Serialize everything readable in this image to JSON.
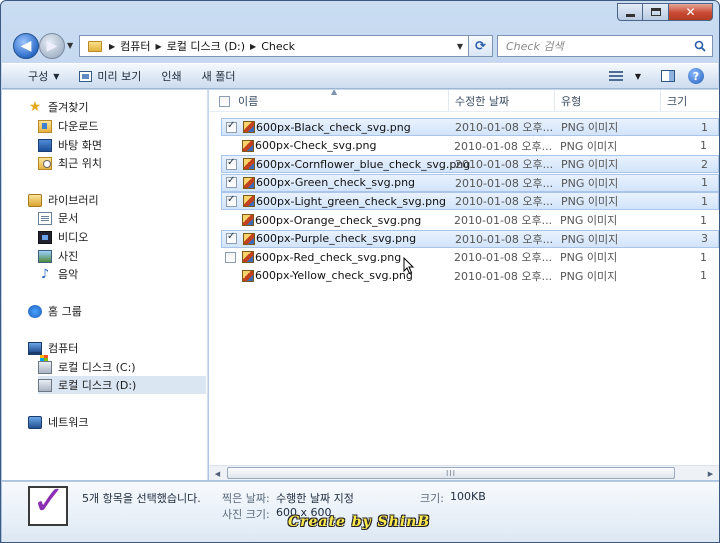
{
  "window": {
    "close_glyph": "✕"
  },
  "address": {
    "breadcrumb": [
      "컴퓨터",
      "로컬 디스크 (D:)",
      "Check"
    ],
    "search_placeholder": "Check 검색"
  },
  "toolbar": {
    "organize": "구성",
    "preview": "미리 보기",
    "print": "인쇄",
    "new_folder": "새 폴더",
    "help": "?"
  },
  "nav": {
    "favorites": "즐겨찾기",
    "downloads": "다운로드",
    "desktop": "바탕 화면",
    "recent": "최근 위치",
    "libraries": "라이브러리",
    "documents": "문서",
    "videos": "비디오",
    "pictures": "사진",
    "music": "음악",
    "homegroup": "홈 그룹",
    "computer": "컴퓨터",
    "drive_c": "로컬 디스크 (C:)",
    "drive_d": "로컬 디스크 (D:)",
    "network": "네트워크"
  },
  "columns": {
    "name": "이름",
    "date": "수정한 날짜",
    "type": "유형",
    "size": "크기"
  },
  "files": [
    {
      "name": "600px-Black_check_svg.png",
      "date": "2010-01-08 오후...",
      "type": "PNG 이미지",
      "size": "1",
      "checked": true,
      "selected": true
    },
    {
      "name": "600px-Check_svg.png",
      "date": "2010-01-08 오후...",
      "type": "PNG 이미지",
      "size": "1",
      "checked": false,
      "selected": false
    },
    {
      "name": "600px-Cornflower_blue_check_svg.png",
      "date": "2010-01-08 오후...",
      "type": "PNG 이미지",
      "size": "2",
      "checked": true,
      "selected": true
    },
    {
      "name": "600px-Green_check_svg.png",
      "date": "2010-01-08 오후...",
      "type": "PNG 이미지",
      "size": "1",
      "checked": true,
      "selected": true
    },
    {
      "name": "600px-Light_green_check_svg.png",
      "date": "2010-01-08 오후...",
      "type": "PNG 이미지",
      "size": "1",
      "checked": true,
      "selected": true
    },
    {
      "name": "600px-Orange_check_svg.png",
      "date": "2010-01-08 오후...",
      "type": "PNG 이미지",
      "size": "1",
      "checked": false,
      "selected": false
    },
    {
      "name": "600px-Purple_check_svg.png",
      "date": "2010-01-08 오후...",
      "type": "PNG 이미지",
      "size": "3",
      "checked": true,
      "selected": true
    },
    {
      "name": "600px-Red_check_svg.png",
      "date": "2010-01-08 오후...",
      "type": "PNG 이미지",
      "size": "1",
      "checked": false,
      "selected": false,
      "hover_checkbox": true
    },
    {
      "name": "600px-Yellow_check_svg.png",
      "date": "2010-01-08 오후...",
      "type": "PNG 이미지",
      "size": "1",
      "checked": false,
      "selected": false
    }
  ],
  "scrollbar": {
    "grip": "III"
  },
  "details": {
    "selection": "5개 항목을 선택했습니다.",
    "date_taken_label": "찍은 날짜:",
    "date_taken_value": "수행한 날짜 지정",
    "size_label": "크기:",
    "size_value": "100KB",
    "dimensions_label": "사진 크기:",
    "dimensions_value": "600 x 600",
    "big_check": "✓"
  },
  "watermark": "Create by ShinB"
}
........
● **WHAT NEEDS TO BE DONE**: Go through the listing above and quote it exactly, apart from its images.

● **SOLUTION**:
Serialize everything readable in this image to JSON.
{
  "window": {
    "close_glyph": "✕"
  },
  "address": {
    "breadcrumb": [
      "컴퓨터",
      "로컬 디스크 (D:)",
      "Check"
    ],
    "search_placeholder": "Check 검색"
  },
  "toolbar": {
    "organize": "구성",
    "preview": "미리 보기",
    "print": "인쇄",
    "new_folder": "새 폴더",
    "help": "?"
  },
  "nav": {
    "favorites": "즐겨찾기",
    "downloads": "다운로드",
    "desktop": "바탕 화면",
    "recent": "최근 위치",
    "libraries": "라이브러리",
    "documents": "문서",
    "videos": "비디오",
    "pictures": "사진",
    "music": "음악",
    "homegroup": "홈 그룹",
    "computer": "컴퓨터",
    "drive_c": "로컬 디스크 (C:)",
    "drive_d": "로컬 디스크 (D:)",
    "network": "네트워크"
  },
  "columns": {
    "name": "이름",
    "date": "수정한 날짜",
    "type": "유형",
    "size": "크기"
  },
  "files": [
    {
      "name": "600px-Black_check_svg.png",
      "date": "2010-01-08 오후...",
      "type": "PNG 이미지",
      "size": "1",
      "checked": true,
      "selected": true
    },
    {
      "name": "600px-Check_svg.png",
      "date": "2010-01-08 오후...",
      "type": "PNG 이미지",
      "size": "1",
      "checked": false,
      "selected": false
    },
    {
      "name": "600px-Cornflower_blue_check_svg.png",
      "date": "2010-01-08 오후...",
      "type": "PNG 이미지",
      "size": "2",
      "checked": true,
      "selected": true
    },
    {
      "name": "600px-Green_check_svg.png",
      "date": "2010-01-08 오후...",
      "type": "PNG 이미지",
      "size": "1",
      "checked": true,
      "selected": true
    },
    {
      "name": "600px-Light_green_check_svg.png",
      "date": "2010-01-08 오후...",
      "type": "PNG 이미지",
      "size": "1",
      "checked": true,
      "selected": true
    },
    {
      "name": "600px-Orange_check_svg.png",
      "date": "2010-01-08 오후...",
      "type": "PNG 이미지",
      "size": "1",
      "checked": false,
      "selected": false
    },
    {
      "name": "600px-Purple_check_svg.png",
      "date": "2010-01-08 오후...",
      "type": "PNG 이미지",
      "size": "3",
      "checked": true,
      "selected": true
    },
    {
      "name": "600px-Red_check_svg.png",
      "date": "2010-01-08 오후...",
      "type": "PNG 이미지",
      "size": "1",
      "checked": false,
      "selected": false,
      "hover_checkbox": true
    },
    {
      "name": "600px-Yellow_check_svg.png",
      "date": "2010-01-08 오후...",
      "type": "PNG 이미지",
      "size": "1",
      "checked": false,
      "selected": false
    }
  ],
  "scrollbar": {
    "grip": "III"
  },
  "details": {
    "selection": "5개 항목을 선택했습니다.",
    "date_taken_label": "찍은 날짜:",
    "date_taken_value": "수행한 날짜 지정",
    "size_label": "크기:",
    "size_value": "100KB",
    "dimensions_label": "사진 크기:",
    "dimensions_value": "600 x 600",
    "big_check": "✓"
  },
  "watermark": "Create by ShinB"
}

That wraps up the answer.